___ Exercise inputs
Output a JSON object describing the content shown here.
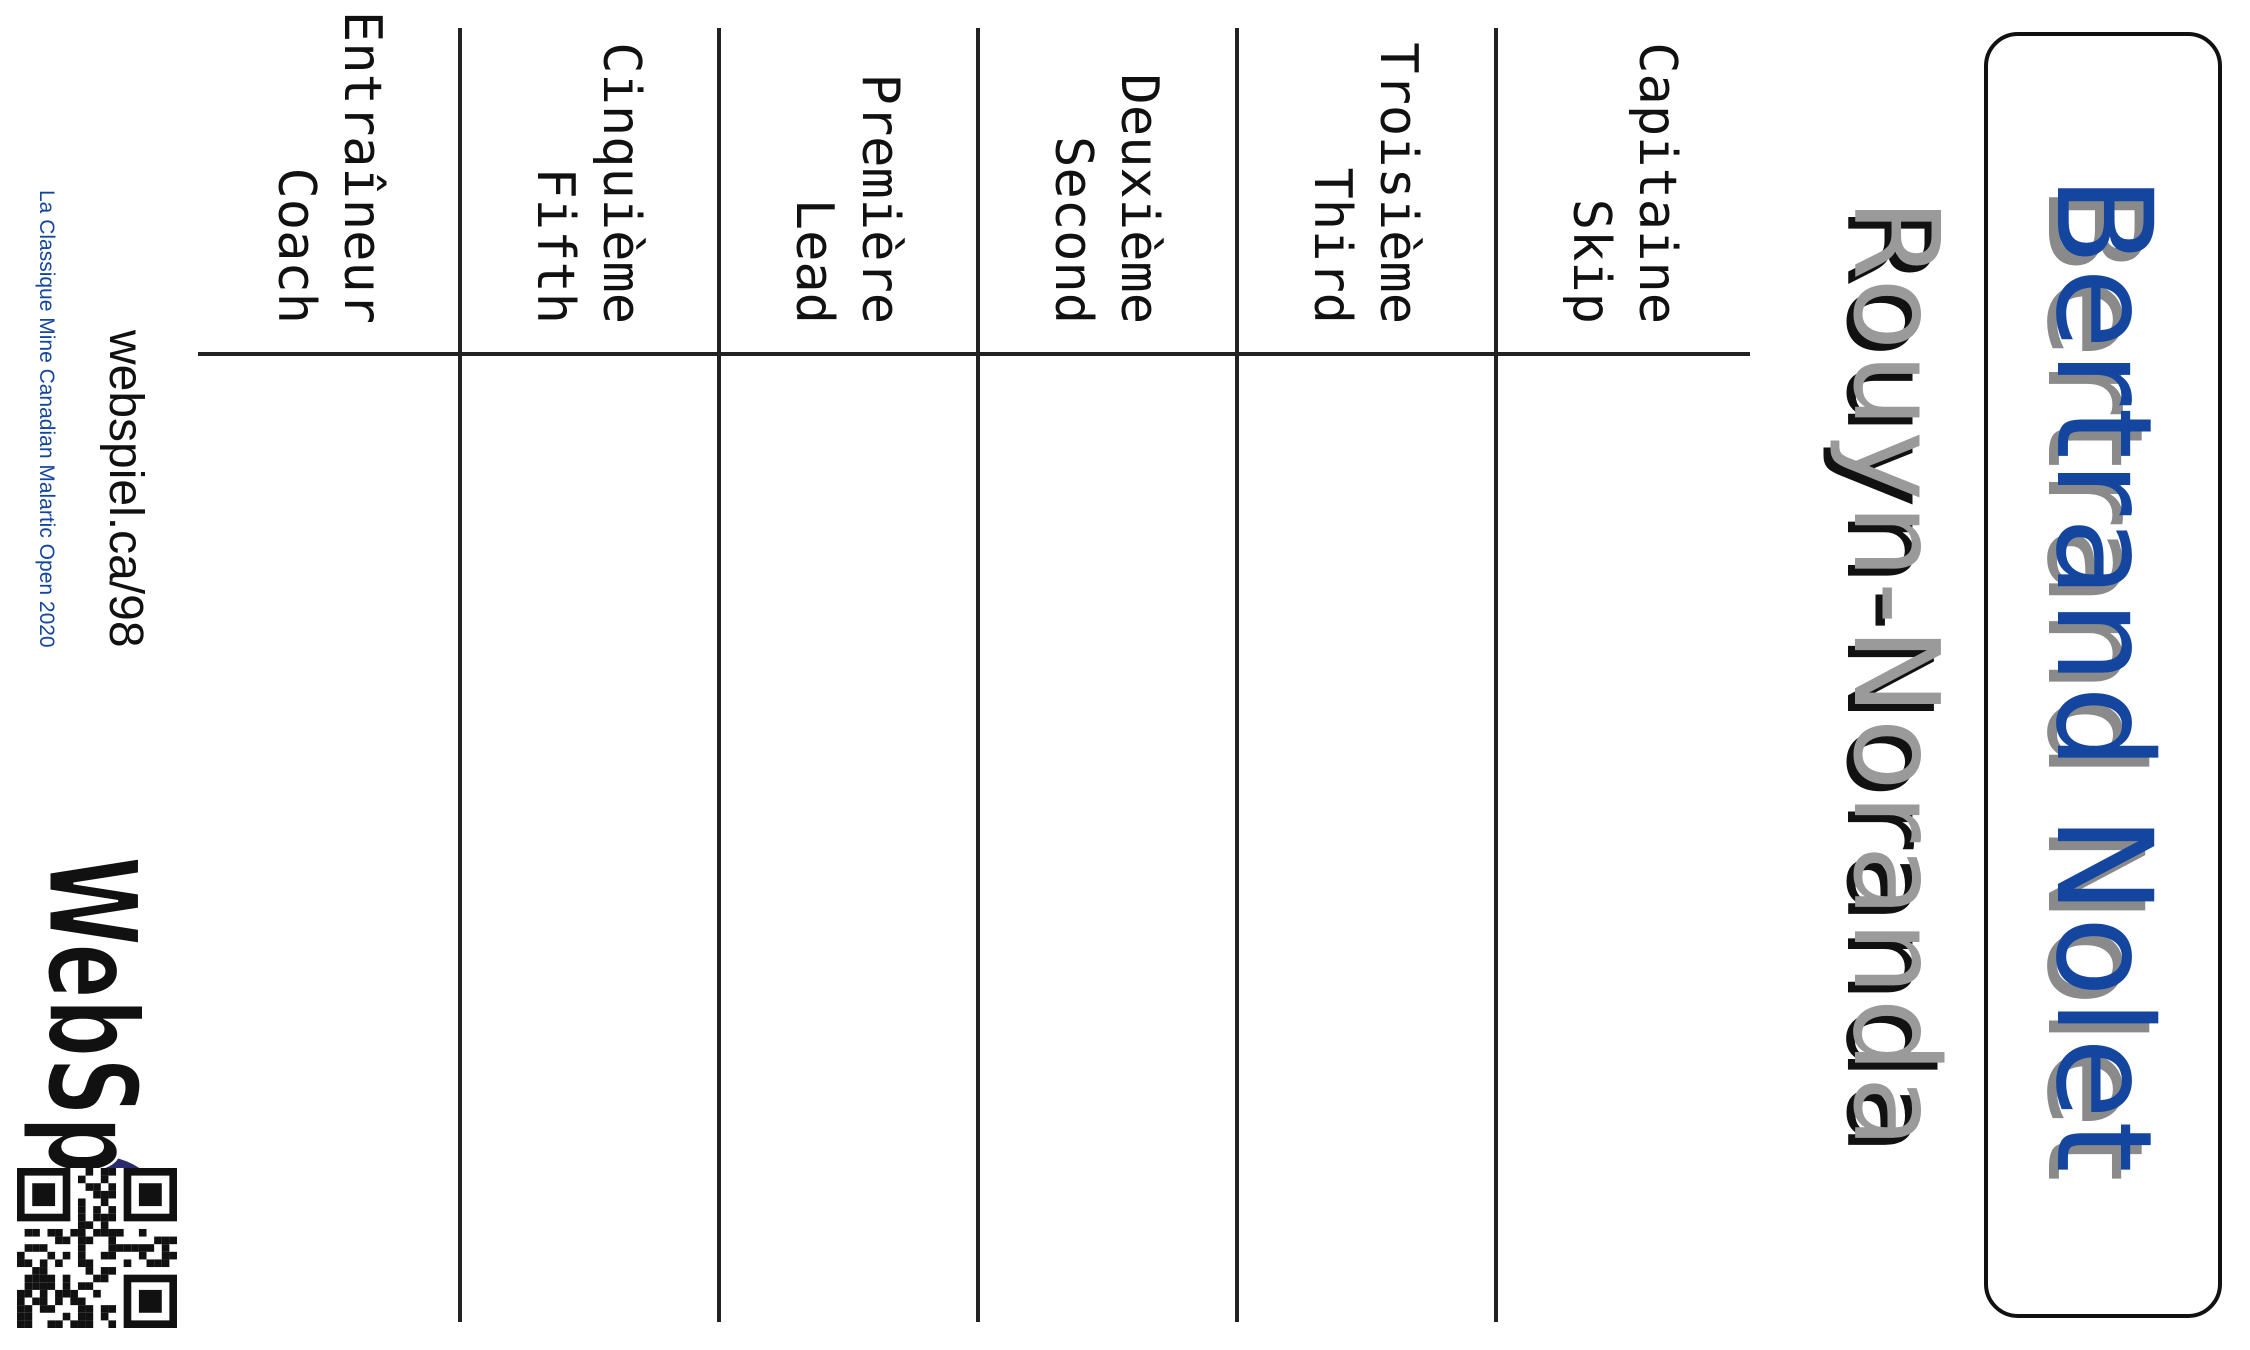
{
  "team": {
    "name": "Bertrand Nolet",
    "city": "Rouyn-Noranda"
  },
  "roster": [
    {
      "fr": "Capitaine",
      "en": "Skip"
    },
    {
      "fr": "Troisième",
      "en": "Third"
    },
    {
      "fr": "Deuxième",
      "en": "Second"
    },
    {
      "fr": "Première",
      "en": "Lead"
    },
    {
      "fr": "Cinquième",
      "en": "Fifth"
    },
    {
      "fr": "Entraîneur",
      "en": "Coach"
    }
  ],
  "footer": {
    "event": "La Classique Mine Canadian Malartic Open 2020",
    "url": "webspiel.ca/98",
    "logo_text": "WebSpiel",
    "qr_icon": "qr-code-icon"
  },
  "colors": {
    "name": "#1446a0",
    "city": "#9a9a9a",
    "logo_navy": "#2c2a6e",
    "logo_red": "#d8322c"
  }
}
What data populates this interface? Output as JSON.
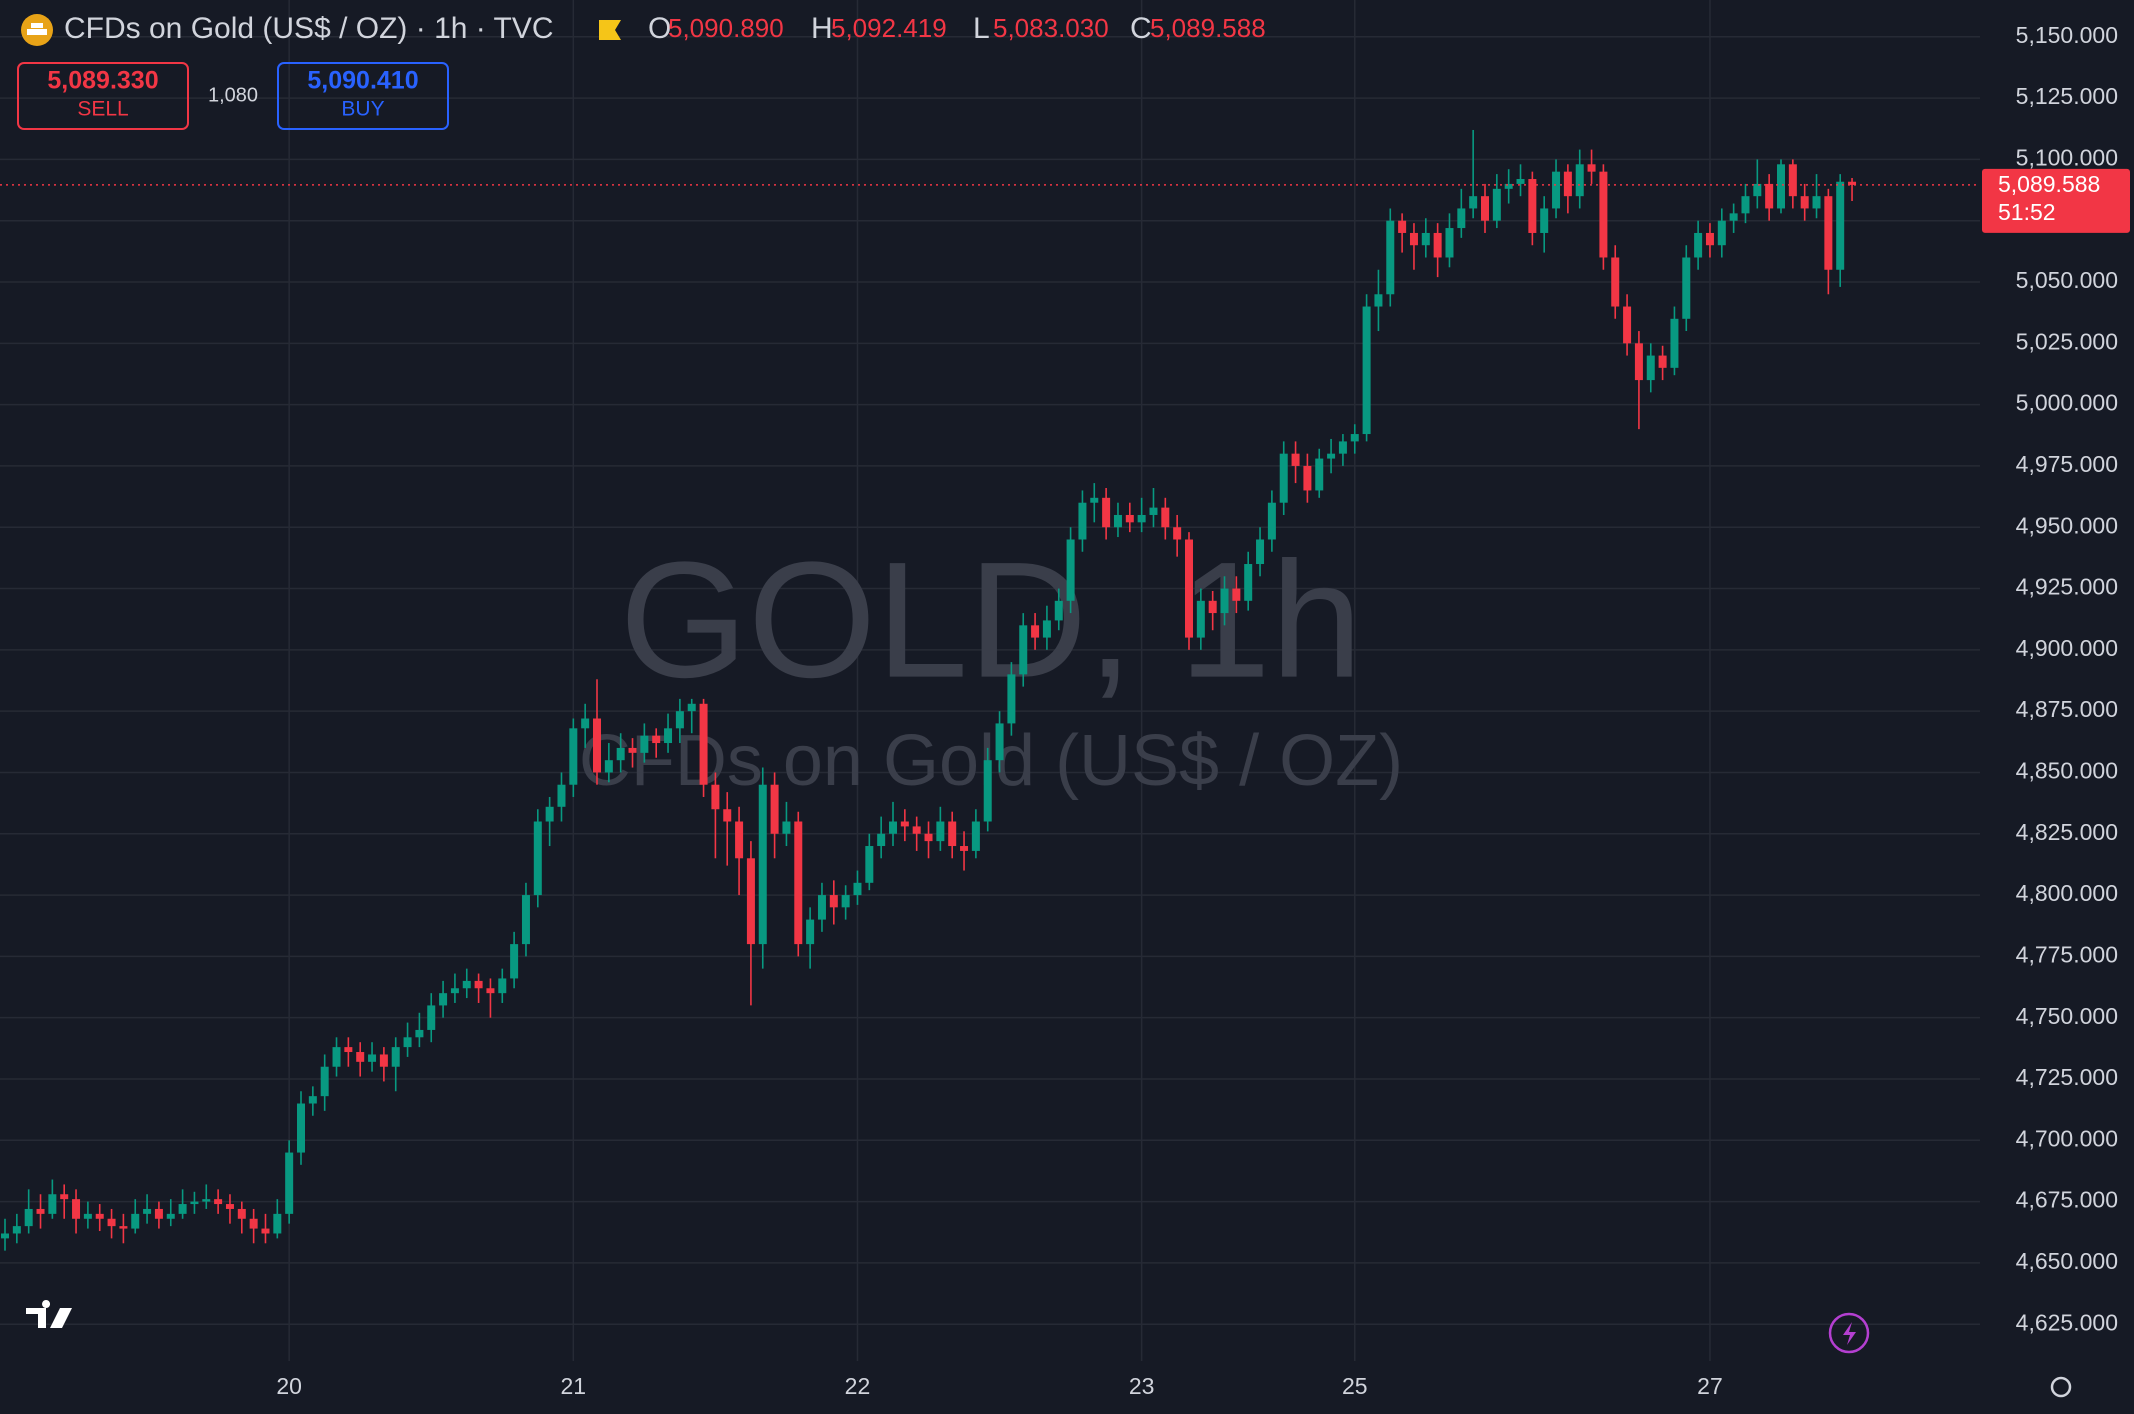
______
▶ _Exercise instructions_:
Leave the pictures out and reproduce all of the records exactly.

▶ _Answer to this task_:
Output a JSON object describing the content shown here.
{
  "team": {
    "name": "Bertrand Nolet",
    "city": "Rouyn-Noranda"
  },
  "roster": [
    {
      "fr": "Capitaine",
      "en": "Skip"
    },
    {
      "fr": "Troisième",
      "en": "Third"
    },
    {
      "fr": "Deuxième",
      "en": "Second"
    },
    {
      "fr": "Première",
      "en": "Lead"
    },
    {
      "fr": "Cinquième",
      "en": "Fifth"
    },
    {
      "fr": "Entraîneur",
      "en": "Coach"
    }
  ],
  "footer": {
    "event": "La Classique Mine Canadian Malartic Open 2020",
    "url": "webspiel.ca/98",
    "logo_text": "WebSpiel",
    "qr_icon": "qr-code-icon"
  },
  "colors": {
    "name": "#1446a0",
    "city": "#9a9a9a",
    "logo_navy": "#2c2a6e",
    "logo_red": "#d8322c"
  }
}
What data populates this interface? Output as JSON.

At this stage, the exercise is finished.